* **EXERCISE INPUTS**
# # # #
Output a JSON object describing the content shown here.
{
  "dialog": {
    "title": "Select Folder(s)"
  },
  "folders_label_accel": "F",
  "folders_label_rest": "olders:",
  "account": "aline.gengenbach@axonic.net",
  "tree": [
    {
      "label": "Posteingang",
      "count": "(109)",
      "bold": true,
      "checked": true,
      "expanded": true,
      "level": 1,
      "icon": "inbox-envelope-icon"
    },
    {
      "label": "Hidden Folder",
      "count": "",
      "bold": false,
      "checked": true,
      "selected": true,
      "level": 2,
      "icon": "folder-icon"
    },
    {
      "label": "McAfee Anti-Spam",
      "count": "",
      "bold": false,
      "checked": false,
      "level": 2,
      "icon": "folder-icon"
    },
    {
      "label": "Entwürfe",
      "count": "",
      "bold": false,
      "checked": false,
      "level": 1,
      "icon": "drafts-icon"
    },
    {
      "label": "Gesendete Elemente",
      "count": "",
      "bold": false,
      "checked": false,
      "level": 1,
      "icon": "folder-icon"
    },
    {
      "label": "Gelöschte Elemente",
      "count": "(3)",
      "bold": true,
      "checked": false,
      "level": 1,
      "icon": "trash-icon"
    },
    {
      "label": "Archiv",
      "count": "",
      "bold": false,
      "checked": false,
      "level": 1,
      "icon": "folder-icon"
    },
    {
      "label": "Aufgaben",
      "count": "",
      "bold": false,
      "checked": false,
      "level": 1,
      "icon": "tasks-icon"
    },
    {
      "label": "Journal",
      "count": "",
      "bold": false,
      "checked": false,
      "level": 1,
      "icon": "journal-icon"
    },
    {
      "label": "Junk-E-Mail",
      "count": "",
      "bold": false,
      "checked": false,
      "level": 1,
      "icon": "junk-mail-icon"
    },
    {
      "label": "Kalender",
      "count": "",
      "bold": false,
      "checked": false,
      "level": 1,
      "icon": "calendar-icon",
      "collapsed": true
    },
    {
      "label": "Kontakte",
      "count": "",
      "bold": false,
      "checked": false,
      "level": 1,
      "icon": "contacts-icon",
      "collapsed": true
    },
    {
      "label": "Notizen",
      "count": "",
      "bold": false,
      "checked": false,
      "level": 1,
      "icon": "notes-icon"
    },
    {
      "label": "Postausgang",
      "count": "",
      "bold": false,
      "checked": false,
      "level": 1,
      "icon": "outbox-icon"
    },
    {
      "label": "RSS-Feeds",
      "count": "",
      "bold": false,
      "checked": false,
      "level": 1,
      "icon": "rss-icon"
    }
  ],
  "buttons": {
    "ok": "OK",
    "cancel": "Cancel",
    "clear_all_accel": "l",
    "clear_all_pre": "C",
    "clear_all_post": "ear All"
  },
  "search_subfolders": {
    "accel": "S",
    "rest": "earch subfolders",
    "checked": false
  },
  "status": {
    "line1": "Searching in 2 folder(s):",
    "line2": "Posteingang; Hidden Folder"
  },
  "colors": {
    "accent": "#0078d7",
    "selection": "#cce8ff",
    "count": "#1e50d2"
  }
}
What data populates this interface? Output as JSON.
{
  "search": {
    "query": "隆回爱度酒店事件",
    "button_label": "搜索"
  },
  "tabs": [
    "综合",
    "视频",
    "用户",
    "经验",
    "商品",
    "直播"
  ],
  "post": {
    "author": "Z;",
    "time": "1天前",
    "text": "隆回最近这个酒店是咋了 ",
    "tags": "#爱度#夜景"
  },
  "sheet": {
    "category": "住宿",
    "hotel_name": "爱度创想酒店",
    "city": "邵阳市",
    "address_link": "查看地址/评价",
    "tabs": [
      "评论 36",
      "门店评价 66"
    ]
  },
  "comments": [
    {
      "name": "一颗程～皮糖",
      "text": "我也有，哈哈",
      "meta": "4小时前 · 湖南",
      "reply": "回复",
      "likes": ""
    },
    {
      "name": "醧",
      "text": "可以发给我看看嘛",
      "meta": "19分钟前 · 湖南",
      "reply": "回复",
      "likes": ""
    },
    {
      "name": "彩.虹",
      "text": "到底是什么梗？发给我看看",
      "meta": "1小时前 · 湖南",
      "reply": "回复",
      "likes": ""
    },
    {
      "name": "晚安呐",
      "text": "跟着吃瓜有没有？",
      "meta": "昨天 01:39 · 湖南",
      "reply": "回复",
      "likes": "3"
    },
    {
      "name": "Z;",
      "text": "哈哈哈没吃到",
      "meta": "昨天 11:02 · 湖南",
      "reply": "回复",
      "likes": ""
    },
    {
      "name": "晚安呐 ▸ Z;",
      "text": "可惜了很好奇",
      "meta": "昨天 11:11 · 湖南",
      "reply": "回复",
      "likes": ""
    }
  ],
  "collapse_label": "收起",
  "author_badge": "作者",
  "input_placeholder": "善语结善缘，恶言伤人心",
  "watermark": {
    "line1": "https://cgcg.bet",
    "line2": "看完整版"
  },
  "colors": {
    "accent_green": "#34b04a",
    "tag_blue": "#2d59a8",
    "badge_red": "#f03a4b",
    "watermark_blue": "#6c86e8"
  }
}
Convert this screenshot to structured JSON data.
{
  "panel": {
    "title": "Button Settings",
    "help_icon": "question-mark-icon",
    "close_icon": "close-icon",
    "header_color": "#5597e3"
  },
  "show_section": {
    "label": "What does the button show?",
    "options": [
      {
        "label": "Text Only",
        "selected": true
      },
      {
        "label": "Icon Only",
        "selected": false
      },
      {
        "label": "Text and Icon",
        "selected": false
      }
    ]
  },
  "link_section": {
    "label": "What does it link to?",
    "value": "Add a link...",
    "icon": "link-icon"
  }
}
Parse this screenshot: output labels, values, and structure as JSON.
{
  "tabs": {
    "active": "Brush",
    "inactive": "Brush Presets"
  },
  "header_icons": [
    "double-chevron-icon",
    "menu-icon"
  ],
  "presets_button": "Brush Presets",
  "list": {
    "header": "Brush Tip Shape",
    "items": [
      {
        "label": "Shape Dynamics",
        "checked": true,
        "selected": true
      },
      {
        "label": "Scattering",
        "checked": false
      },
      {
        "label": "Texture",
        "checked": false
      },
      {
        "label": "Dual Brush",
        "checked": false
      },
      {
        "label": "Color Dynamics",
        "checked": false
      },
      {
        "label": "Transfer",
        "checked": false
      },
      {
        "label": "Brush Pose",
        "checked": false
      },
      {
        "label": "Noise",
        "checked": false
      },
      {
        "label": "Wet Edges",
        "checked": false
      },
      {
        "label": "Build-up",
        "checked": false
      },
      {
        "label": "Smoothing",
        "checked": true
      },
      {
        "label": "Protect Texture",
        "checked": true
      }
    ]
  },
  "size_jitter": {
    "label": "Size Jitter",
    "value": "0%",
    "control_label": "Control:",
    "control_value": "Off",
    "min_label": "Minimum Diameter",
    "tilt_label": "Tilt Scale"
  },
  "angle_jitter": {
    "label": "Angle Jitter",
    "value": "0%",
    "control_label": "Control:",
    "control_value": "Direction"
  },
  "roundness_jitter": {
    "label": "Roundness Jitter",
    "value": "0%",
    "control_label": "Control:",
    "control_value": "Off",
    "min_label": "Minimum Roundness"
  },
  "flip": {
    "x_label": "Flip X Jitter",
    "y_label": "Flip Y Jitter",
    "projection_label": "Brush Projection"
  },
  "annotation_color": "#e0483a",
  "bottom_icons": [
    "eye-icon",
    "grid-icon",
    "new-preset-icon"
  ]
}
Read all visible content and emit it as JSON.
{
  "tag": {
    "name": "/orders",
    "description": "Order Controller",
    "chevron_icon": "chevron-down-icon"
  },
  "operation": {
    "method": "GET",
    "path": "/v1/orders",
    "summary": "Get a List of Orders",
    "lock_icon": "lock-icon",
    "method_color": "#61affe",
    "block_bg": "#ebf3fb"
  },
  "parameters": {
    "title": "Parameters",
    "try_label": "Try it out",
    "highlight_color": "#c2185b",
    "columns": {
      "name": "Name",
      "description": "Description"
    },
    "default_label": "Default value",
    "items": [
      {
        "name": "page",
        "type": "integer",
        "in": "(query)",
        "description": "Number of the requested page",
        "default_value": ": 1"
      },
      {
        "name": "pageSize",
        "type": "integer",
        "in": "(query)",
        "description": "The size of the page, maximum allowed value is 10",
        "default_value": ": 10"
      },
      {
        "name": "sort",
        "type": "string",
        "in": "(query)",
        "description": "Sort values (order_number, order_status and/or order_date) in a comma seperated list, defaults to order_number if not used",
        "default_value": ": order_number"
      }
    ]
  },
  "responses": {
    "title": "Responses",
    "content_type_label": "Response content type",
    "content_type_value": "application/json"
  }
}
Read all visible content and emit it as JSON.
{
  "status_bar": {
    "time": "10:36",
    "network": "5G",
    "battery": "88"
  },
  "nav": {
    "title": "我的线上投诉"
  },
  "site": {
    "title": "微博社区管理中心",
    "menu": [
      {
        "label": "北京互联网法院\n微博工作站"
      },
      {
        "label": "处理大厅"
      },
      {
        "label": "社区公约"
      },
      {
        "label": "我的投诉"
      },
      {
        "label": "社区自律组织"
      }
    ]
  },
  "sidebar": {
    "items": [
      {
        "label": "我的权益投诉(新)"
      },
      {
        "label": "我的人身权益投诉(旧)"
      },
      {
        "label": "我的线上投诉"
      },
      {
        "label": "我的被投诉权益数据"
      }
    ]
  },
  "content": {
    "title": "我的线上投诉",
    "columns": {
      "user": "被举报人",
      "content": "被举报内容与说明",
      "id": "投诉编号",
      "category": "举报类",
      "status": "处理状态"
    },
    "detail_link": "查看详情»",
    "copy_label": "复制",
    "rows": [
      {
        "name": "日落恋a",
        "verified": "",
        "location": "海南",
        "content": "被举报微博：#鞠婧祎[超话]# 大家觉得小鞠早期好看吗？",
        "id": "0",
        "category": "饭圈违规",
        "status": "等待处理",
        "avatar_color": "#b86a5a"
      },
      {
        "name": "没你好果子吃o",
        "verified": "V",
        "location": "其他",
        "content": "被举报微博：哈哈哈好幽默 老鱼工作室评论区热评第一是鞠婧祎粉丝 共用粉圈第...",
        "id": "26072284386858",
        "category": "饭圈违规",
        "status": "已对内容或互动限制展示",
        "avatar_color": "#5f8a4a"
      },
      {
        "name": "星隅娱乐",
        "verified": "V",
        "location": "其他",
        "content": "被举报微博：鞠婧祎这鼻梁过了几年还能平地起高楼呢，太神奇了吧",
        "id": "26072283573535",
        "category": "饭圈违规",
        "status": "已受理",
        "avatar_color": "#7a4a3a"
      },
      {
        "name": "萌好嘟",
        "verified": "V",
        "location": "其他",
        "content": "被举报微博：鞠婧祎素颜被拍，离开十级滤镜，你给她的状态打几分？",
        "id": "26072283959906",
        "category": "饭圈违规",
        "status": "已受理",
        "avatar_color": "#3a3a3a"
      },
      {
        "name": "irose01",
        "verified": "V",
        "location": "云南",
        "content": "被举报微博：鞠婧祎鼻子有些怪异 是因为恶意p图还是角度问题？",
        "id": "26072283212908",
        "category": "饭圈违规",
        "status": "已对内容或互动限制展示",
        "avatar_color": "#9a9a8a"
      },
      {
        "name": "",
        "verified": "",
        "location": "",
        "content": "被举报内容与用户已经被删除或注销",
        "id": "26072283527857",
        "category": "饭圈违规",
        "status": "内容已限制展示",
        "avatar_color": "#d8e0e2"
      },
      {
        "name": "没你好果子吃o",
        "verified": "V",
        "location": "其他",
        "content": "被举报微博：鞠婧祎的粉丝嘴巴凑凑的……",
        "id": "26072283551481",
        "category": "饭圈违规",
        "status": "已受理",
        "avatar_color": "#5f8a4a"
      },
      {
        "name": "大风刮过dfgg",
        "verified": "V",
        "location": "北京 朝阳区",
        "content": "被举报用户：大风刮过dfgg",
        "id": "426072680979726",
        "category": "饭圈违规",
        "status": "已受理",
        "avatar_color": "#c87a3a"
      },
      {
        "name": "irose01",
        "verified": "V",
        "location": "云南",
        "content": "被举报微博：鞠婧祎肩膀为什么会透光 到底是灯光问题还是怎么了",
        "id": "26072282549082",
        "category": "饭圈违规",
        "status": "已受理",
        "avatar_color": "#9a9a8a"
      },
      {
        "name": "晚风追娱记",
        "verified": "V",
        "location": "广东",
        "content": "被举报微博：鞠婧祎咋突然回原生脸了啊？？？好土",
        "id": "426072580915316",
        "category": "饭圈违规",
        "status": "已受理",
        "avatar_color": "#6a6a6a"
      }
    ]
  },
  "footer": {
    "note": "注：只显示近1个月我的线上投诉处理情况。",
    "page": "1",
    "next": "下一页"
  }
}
# # # #
Gather each line that holds "chevron".

    "double-chevron-icon",
    "chevron_icon": "chevron-down-icon"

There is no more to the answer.